Source data:
───

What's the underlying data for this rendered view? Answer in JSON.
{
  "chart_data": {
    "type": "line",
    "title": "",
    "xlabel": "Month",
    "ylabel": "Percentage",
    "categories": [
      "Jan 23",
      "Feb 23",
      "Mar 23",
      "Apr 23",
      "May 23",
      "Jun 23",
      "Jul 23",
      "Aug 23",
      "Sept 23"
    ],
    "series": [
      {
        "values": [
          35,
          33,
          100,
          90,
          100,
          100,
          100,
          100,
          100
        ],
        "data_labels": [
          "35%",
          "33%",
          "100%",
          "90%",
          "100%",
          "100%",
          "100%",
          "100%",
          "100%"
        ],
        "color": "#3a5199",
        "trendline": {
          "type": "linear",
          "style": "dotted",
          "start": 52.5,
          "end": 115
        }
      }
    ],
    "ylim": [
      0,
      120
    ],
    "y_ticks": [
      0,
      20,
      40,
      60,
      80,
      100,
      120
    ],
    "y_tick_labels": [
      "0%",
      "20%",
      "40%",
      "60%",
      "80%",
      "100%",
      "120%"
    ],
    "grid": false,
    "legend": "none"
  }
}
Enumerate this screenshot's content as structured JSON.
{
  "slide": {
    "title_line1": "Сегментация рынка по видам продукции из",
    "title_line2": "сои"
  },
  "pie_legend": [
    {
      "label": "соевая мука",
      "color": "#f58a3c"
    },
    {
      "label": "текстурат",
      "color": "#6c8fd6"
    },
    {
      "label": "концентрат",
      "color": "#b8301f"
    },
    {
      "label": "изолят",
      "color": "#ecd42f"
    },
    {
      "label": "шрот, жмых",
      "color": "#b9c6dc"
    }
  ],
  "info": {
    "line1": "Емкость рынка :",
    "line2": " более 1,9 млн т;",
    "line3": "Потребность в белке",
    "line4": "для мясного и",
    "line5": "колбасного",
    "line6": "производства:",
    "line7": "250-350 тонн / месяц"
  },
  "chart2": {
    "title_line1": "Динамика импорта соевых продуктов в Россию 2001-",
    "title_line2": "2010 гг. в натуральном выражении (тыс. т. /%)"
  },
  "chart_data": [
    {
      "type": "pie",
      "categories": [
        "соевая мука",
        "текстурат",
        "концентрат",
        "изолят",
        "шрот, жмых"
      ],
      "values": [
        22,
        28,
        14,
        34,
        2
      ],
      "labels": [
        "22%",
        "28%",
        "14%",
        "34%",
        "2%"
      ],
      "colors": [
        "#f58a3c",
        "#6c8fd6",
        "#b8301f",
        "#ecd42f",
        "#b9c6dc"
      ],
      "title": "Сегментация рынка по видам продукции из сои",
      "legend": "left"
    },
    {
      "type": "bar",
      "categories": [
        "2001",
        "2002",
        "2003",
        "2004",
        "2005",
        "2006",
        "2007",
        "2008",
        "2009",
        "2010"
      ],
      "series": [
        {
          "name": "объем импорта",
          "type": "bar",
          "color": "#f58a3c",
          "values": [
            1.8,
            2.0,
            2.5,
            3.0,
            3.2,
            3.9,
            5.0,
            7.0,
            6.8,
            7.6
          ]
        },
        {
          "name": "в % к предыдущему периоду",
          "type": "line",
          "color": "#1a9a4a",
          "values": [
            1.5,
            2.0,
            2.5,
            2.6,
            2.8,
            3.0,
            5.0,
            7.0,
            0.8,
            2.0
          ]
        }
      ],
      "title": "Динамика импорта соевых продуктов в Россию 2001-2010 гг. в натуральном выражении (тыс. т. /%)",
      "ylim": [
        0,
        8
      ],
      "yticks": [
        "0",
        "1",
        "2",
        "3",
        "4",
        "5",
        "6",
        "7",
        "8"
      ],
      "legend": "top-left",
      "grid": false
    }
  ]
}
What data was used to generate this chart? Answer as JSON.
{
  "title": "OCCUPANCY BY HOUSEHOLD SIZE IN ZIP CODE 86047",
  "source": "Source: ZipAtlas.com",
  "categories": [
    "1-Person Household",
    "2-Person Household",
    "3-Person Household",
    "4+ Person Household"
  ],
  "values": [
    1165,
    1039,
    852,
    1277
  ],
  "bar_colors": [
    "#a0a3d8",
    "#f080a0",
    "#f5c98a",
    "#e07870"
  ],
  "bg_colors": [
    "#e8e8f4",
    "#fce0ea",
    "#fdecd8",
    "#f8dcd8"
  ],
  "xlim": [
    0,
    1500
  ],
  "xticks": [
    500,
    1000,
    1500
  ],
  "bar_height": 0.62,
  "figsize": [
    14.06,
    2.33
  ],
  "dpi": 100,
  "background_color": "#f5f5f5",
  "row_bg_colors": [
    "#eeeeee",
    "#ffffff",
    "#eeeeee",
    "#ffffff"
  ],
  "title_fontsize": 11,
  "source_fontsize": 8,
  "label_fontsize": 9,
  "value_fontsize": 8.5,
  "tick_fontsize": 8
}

───

What the task asks:
Restate all of the entries above precisely.

Written reply:
What's the underlying data for this rendered view? Answer in JSON.
{
  "chart_data": {
    "type": "line",
    "title": "",
    "xlabel": "Month",
    "ylabel": "Percentage",
    "categories": [
      "Jan 23",
      "Feb 23",
      "Mar 23",
      "Apr 23",
      "May 23",
      "Jun 23",
      "Jul 23",
      "Aug 23",
      "Sept 23"
    ],
    "series": [
      {
        "values": [
          35,
          33,
          100,
          90,
          100,
          100,
          100,
          100,
          100
        ],
        "data_labels": [
          "35%",
          "33%",
          "100%",
          "90%",
          "100%",
          "100%",
          "100%",
          "100%",
          "100%"
        ],
        "color": "#3a5199",
        "trendline": {
          "type": "linear",
          "style": "dotted",
          "start": 52.5,
          "end": 115
        }
      }
    ],
    "ylim": [
      0,
      120
    ],
    "y_ticks": [
      0,
      20,
      40,
      60,
      80,
      100,
      120
    ],
    "y_tick_labels": [
      "0%",
      "20%",
      "40%",
      "60%",
      "80%",
      "100%",
      "120%"
    ],
    "grid": false,
    "legend": "none"
  }
}
Enumerate this screenshot's content as structured JSON.
{
  "slide": {
    "title_line1": "Сегментация рынка по видам продукции из",
    "title_line2": "сои"
  },
  "pie_legend": [
    {
      "label": "соевая мука",
      "color": "#f58a3c"
    },
    {
      "label": "текстурат",
      "color": "#6c8fd6"
    },
    {
      "label": "концентрат",
      "color": "#b8301f"
    },
    {
      "label": "изолят",
      "color": "#ecd42f"
    },
    {
      "label": "шрот, жмых",
      "color": "#b9c6dc"
    }
  ],
  "info": {
    "line1": "Емкость рынка :",
    "line2": " более 1,9 млн т;",
    "line3": "Потребность в белке",
    "line4": "для мясного и",
    "line5": "колбасного",
    "line6": "производства:",
    "line7": "250-350 тонн / месяц"
  },
  "chart2": {
    "title_line1": "Динамика импорта соевых продуктов в Россию 2001-",
    "title_line2": "2010 гг. в натуральном выражении (тыс. т. /%)"
  },
  "chart_data": [
    {
      "type": "pie",
      "categories": [
        "соевая мука",
        "текстурат",
        "концентрат",
        "изолят",
        "шрот, жмых"
      ],
      "values": [
        22,
        28,
        14,
        34,
        2
      ],
      "labels": [
        "22%",
        "28%",
        "14%",
        "34%",
        "2%"
      ],
      "colors": [
        "#f58a3c",
        "#6c8fd6",
        "#b8301f",
        "#ecd42f",
        "#b9c6dc"
      ],
      "title": "Сегментация рынка по видам продукции из сои",
      "legend": "left"
    },
    {
      "type": "bar",
      "categories": [
        "2001",
        "2002",
        "2003",
        "2004",
        "2005",
        "2006",
        "2007",
        "2008",
        "2009",
        "2010"
      ],
      "series": [
        {
          "name": "объем импорта",
          "type": "bar",
          "color": "#f58a3c",
          "values": [
            1.8,
            2.0,
            2.5,
            3.0,
            3.2,
            3.9,
            5.0,
            7.0,
            6.8,
            7.6
          ]
        },
        {
          "name": "в % к предыдущему периоду",
          "type": "line",
          "color": "#1a9a4a",
          "values": [
            1.5,
            2.0,
            2.5,
            2.6,
            2.8,
            3.0,
            5.0,
            7.0,
            0.8,
            2.0
          ]
        }
      ],
      "title": "Динамика импорта соевых продуктов в Россию 2001-2010 гг. в натуральном выражении (тыс. т. /%)",
      "ylim": [
        0,
        8
      ],
      "yticks": [
        "0",
        "1",
        "2",
        "3",
        "4",
        "5",
        "6",
        "7",
        "8"
      ],
      "legend": "top-left",
      "grid": false
    }
  ]
}
What data was used to generate this chart? Answer as JSON.
{
  "title": "OCCUPANCY BY HOUSEHOLD SIZE IN ZIP CODE 86047",
  "source": "Source: ZipAtlas.com",
  "categories": [
    "1-Person Household",
    "2-Person Household",
    "3-Person Household",
    "4+ Person Household"
  ],
  "values": [
    1165,
    1039,
    852,
    1277
  ],
  "bar_colors": [
    "#a0a3d8",
    "#f080a0",
    "#f5c98a",
    "#e07870"
  ],
  "bg_colors": [
    "#e8e8f4",
    "#fce0ea",
    "#fdecd8",
    "#f8dcd8"
  ],
  "xlim": [
    0,
    1500
  ],
  "xticks": [
    500,
    1000,
    1500
  ],
  "bar_height": 0.62,
  "figsize": [
    14.06,
    2.33
  ],
  "dpi": 100,
  "background_color": "#f5f5f5",
  "row_bg_colors": [
    "#eeeeee",
    "#ffffff",
    "#eeeeee",
    "#ffffff"
  ],
  "title_fontsize": 11,
  "source_fontsize": 8,
  "label_fontsize": 9,
  "value_fontsize": 8.5,
  "tick_fontsize": 8
}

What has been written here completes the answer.